### WHAT NEEDS TO BE DONE
Copy, from the entries below, each line in which the string "lines" appears.

--- START OF EXERCISE INPUTS ---

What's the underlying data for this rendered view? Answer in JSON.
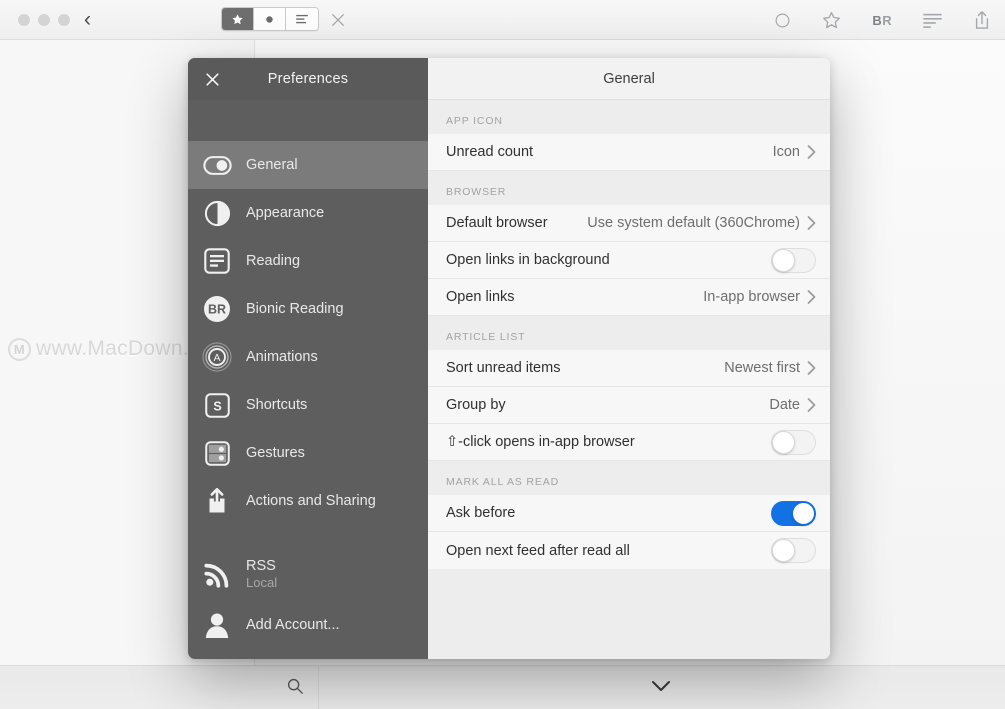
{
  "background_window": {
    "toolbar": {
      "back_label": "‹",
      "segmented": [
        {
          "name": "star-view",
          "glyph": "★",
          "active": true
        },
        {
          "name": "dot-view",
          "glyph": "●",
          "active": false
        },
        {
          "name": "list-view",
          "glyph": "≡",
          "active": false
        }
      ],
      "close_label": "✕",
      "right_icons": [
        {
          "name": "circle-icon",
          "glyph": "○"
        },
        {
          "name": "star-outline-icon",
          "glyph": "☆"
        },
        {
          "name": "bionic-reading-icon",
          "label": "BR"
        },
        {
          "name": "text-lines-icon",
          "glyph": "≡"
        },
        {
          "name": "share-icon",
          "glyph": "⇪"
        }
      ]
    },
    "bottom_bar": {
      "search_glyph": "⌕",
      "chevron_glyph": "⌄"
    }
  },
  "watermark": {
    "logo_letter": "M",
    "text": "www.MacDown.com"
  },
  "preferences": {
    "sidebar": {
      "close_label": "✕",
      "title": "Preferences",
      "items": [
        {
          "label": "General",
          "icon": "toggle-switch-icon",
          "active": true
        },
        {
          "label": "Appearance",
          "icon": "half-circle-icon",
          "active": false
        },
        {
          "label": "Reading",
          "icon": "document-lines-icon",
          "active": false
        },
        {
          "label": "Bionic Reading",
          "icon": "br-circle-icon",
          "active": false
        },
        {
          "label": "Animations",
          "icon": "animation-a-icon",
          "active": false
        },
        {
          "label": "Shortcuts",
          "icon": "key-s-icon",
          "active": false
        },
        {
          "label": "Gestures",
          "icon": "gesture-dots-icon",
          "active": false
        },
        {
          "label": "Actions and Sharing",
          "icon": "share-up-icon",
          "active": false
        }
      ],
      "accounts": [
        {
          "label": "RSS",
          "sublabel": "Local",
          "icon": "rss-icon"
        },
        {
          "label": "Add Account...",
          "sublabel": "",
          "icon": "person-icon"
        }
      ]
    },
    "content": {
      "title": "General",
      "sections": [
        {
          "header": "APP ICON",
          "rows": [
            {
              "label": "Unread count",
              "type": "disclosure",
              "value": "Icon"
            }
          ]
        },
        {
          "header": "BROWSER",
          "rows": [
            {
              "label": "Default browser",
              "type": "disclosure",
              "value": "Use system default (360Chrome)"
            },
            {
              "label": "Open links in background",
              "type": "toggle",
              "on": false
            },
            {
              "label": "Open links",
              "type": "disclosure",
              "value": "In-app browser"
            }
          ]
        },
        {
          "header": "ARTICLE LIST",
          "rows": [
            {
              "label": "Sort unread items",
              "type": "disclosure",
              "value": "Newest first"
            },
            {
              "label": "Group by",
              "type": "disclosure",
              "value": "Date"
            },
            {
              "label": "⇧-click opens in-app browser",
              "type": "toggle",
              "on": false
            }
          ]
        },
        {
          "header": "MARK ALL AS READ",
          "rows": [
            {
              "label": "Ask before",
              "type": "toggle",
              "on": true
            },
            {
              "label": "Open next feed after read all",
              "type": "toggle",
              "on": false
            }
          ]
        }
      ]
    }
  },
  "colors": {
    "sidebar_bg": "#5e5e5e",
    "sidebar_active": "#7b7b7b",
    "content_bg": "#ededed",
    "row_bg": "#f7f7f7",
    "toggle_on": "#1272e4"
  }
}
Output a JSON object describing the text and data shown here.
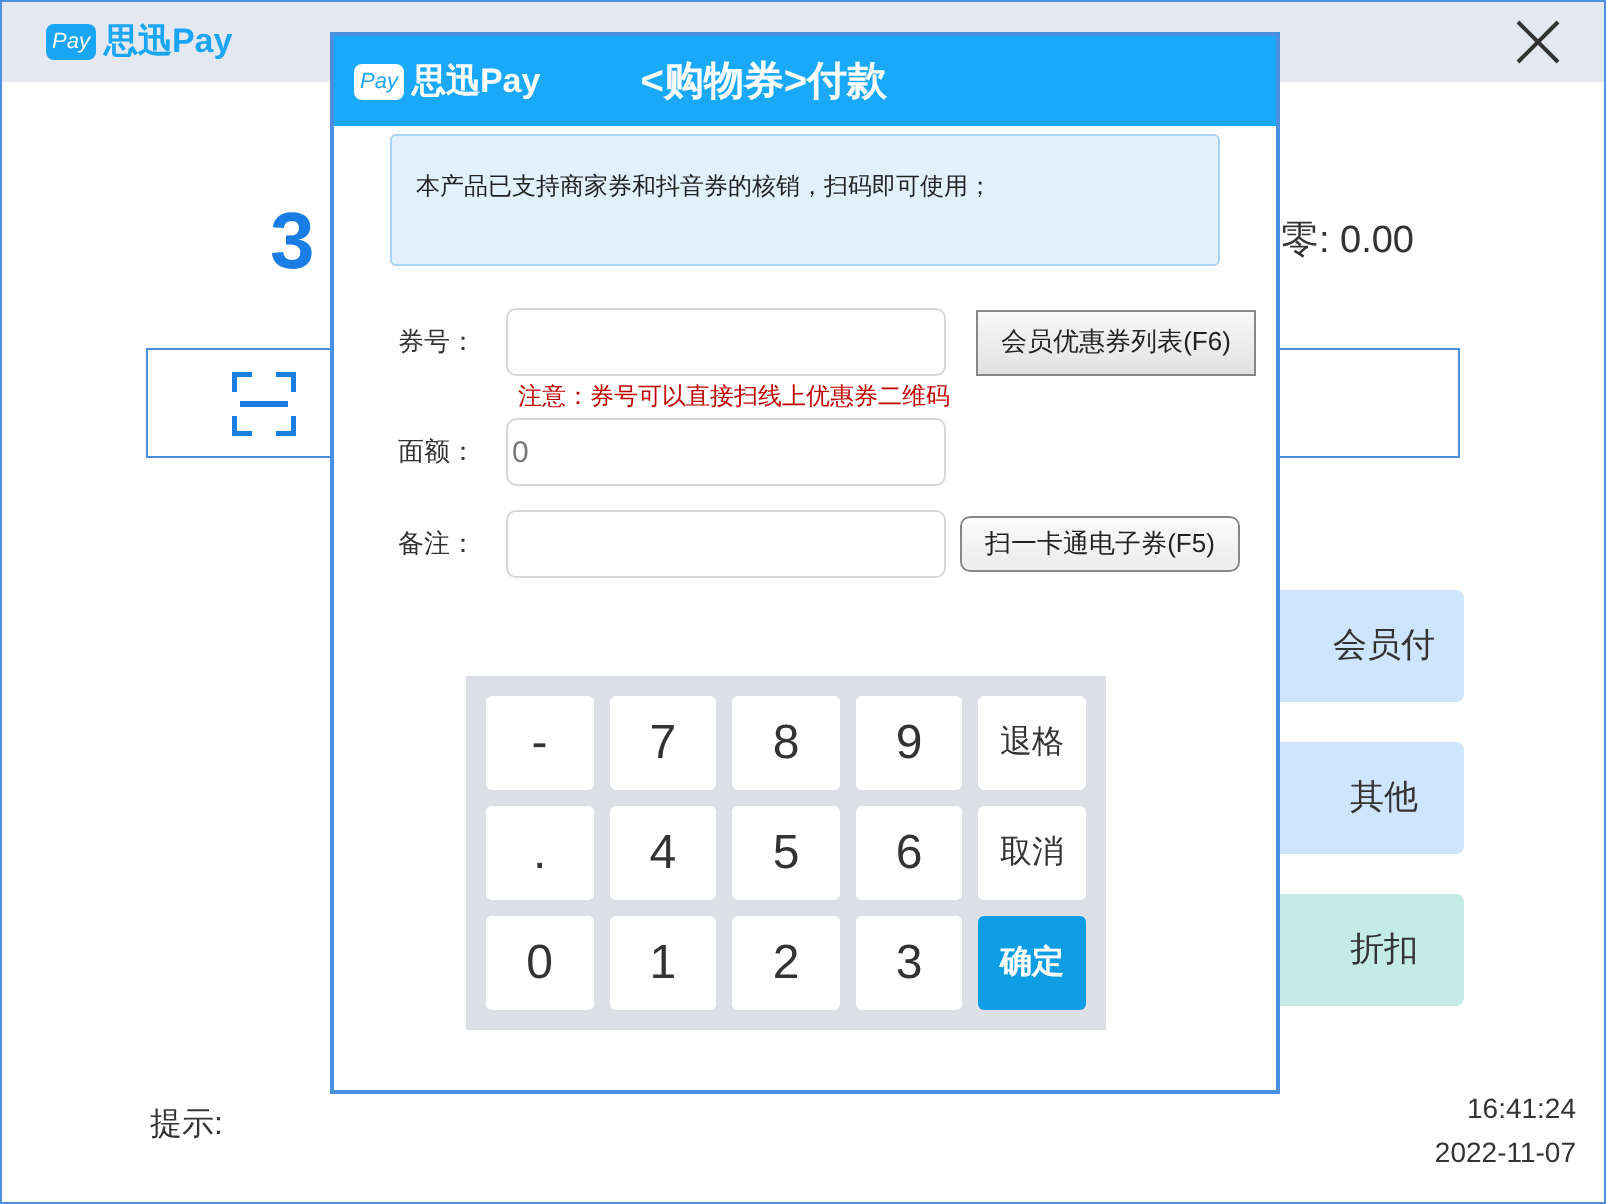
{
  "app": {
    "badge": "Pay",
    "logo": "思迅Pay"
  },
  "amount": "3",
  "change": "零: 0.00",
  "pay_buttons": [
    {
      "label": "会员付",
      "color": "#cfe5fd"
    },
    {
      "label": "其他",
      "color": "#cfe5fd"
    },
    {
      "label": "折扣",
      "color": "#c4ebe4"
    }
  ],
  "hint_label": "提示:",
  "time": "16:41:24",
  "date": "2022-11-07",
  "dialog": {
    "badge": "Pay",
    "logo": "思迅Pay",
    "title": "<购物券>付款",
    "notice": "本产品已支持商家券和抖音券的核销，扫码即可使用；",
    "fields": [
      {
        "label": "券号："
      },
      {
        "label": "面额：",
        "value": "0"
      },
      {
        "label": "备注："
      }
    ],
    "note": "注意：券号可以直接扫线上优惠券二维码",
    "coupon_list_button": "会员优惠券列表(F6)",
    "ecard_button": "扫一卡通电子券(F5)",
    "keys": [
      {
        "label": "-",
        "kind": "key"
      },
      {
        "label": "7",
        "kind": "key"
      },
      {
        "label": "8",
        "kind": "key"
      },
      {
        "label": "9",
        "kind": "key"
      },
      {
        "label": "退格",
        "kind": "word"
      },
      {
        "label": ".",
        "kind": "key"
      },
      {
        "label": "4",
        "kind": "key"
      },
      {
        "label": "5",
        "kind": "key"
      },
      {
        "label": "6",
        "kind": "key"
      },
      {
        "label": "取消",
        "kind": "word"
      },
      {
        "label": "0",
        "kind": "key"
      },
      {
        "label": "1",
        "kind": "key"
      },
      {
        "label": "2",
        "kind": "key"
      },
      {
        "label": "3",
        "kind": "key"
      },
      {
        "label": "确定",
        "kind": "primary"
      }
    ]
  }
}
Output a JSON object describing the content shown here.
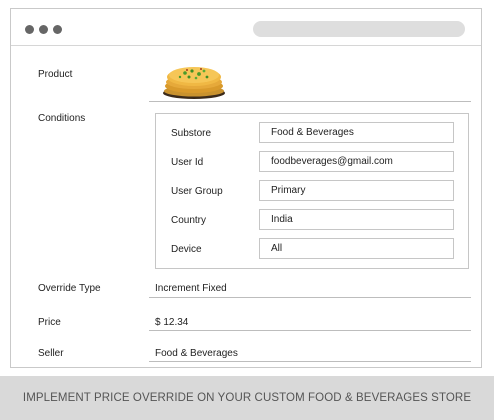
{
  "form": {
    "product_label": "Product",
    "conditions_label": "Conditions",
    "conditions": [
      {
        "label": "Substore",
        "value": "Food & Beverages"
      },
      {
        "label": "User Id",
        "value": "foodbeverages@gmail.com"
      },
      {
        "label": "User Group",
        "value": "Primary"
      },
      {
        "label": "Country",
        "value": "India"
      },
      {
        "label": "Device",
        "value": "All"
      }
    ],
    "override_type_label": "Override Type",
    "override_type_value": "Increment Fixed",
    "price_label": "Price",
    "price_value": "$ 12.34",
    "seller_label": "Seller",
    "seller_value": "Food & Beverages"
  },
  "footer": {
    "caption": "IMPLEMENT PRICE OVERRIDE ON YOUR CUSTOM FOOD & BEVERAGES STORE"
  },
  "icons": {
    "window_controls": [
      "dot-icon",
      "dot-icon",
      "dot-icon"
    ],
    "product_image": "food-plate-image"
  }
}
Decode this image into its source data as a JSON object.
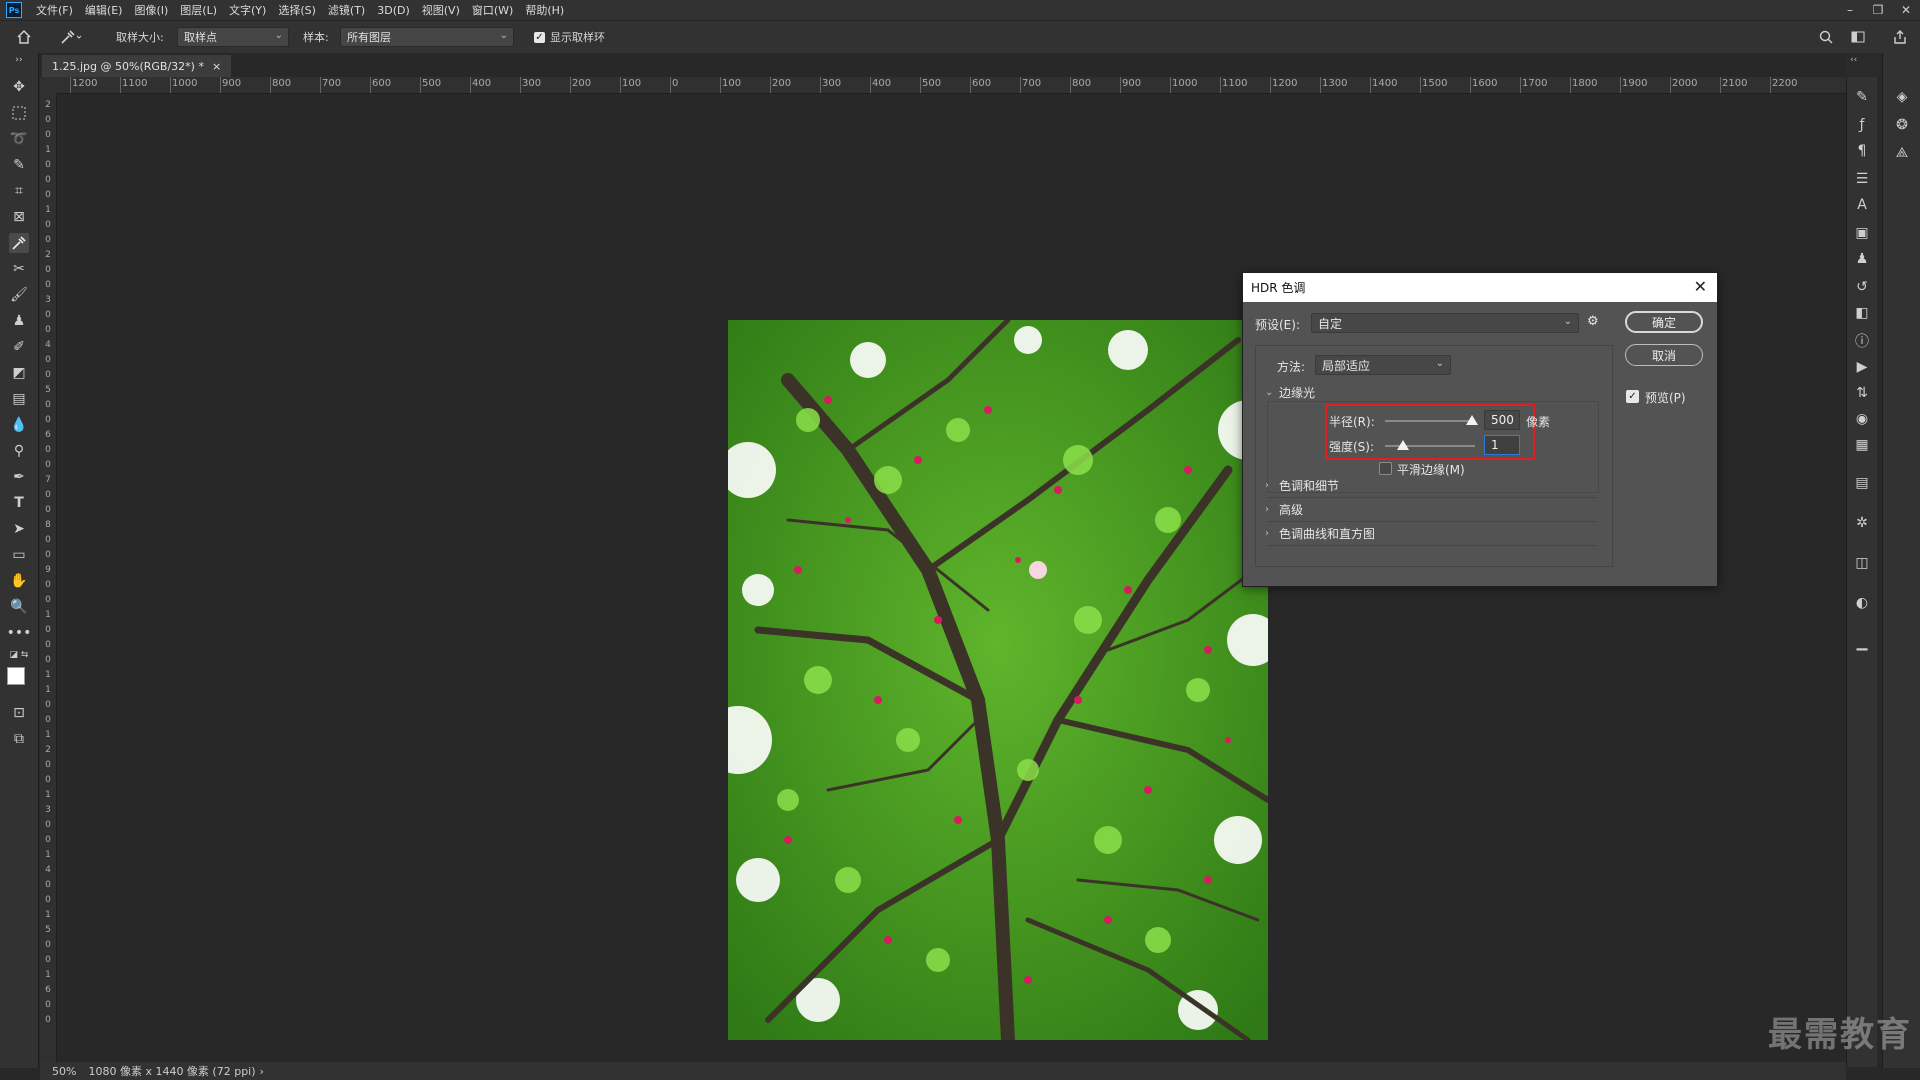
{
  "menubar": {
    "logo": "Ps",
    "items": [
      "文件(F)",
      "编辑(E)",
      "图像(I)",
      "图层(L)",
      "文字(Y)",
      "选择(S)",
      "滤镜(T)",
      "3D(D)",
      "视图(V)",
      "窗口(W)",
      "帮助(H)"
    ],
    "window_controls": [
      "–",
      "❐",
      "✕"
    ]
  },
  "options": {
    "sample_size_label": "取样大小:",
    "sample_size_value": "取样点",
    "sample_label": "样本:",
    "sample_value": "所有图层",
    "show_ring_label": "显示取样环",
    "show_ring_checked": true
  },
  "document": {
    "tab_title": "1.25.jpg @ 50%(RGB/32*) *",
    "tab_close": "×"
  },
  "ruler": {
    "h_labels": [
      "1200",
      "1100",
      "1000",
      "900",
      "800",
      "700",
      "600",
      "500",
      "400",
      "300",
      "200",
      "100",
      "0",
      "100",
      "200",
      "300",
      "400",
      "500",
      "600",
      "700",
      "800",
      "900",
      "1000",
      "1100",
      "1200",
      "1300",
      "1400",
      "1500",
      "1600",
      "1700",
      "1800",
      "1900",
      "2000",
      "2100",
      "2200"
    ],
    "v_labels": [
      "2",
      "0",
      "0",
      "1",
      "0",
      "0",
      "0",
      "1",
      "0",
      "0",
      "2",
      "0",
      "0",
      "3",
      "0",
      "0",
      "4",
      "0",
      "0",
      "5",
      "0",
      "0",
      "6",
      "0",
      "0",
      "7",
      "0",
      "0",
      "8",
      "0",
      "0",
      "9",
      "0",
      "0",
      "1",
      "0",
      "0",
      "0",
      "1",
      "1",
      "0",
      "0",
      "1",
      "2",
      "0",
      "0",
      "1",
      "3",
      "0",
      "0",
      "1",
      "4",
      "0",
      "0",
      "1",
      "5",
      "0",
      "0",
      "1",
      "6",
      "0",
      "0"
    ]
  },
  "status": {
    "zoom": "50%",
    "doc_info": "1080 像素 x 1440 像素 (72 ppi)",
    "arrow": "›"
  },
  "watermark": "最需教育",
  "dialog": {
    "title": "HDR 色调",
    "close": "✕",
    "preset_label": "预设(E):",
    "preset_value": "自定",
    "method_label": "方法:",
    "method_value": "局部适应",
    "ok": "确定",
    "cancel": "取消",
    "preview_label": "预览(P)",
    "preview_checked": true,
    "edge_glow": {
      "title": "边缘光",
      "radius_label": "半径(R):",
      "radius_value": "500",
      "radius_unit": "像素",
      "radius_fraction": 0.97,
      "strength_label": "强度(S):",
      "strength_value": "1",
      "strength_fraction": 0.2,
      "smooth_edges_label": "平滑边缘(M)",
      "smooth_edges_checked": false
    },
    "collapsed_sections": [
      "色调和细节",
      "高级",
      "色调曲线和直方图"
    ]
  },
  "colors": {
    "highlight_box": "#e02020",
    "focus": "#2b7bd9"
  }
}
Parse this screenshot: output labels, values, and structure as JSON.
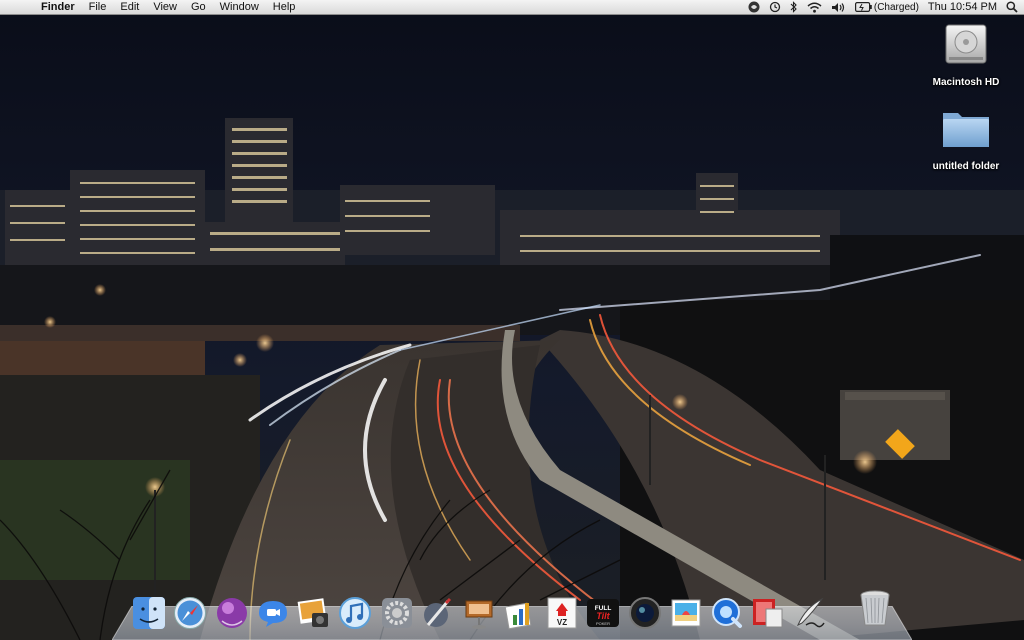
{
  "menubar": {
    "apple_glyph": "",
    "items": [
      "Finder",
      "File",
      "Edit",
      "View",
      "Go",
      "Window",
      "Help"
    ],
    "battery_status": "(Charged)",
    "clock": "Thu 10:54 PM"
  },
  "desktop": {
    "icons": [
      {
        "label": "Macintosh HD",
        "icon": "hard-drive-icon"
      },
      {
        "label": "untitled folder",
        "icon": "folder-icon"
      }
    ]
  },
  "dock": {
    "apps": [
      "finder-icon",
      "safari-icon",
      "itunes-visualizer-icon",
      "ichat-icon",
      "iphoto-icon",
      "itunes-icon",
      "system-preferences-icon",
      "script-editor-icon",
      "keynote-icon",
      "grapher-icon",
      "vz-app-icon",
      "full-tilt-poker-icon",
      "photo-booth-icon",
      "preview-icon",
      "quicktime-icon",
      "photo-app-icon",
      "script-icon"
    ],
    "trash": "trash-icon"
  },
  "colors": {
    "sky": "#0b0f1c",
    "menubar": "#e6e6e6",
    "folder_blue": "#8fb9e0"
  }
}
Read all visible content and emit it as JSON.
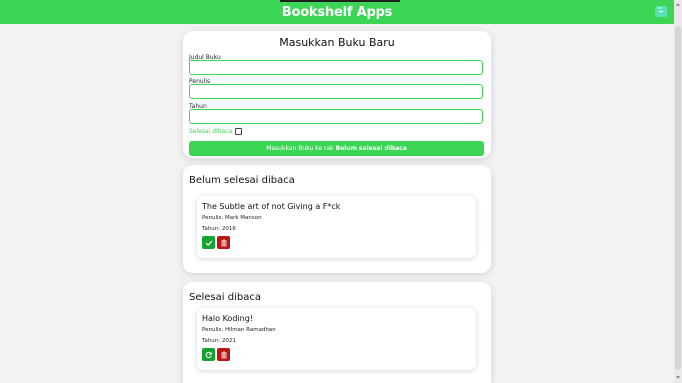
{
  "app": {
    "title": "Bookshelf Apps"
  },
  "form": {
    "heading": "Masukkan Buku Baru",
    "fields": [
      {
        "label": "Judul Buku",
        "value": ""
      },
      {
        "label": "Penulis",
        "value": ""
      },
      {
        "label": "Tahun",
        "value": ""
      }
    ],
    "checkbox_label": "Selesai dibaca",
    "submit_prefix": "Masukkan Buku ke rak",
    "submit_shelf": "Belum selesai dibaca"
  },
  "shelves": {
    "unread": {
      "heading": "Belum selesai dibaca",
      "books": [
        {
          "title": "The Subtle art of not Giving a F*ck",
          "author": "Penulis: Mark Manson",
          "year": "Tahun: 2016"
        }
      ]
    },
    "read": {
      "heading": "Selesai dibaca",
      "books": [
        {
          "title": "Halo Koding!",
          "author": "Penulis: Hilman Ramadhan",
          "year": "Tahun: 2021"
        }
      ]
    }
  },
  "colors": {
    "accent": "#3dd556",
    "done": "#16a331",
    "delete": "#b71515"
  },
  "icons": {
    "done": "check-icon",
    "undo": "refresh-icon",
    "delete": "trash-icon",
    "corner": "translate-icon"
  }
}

--- END OF EXERCISE INPUTS ---

### TASK OUTPUT
          "name": "text-lines-icon",
          "icon": "document-lines-icon",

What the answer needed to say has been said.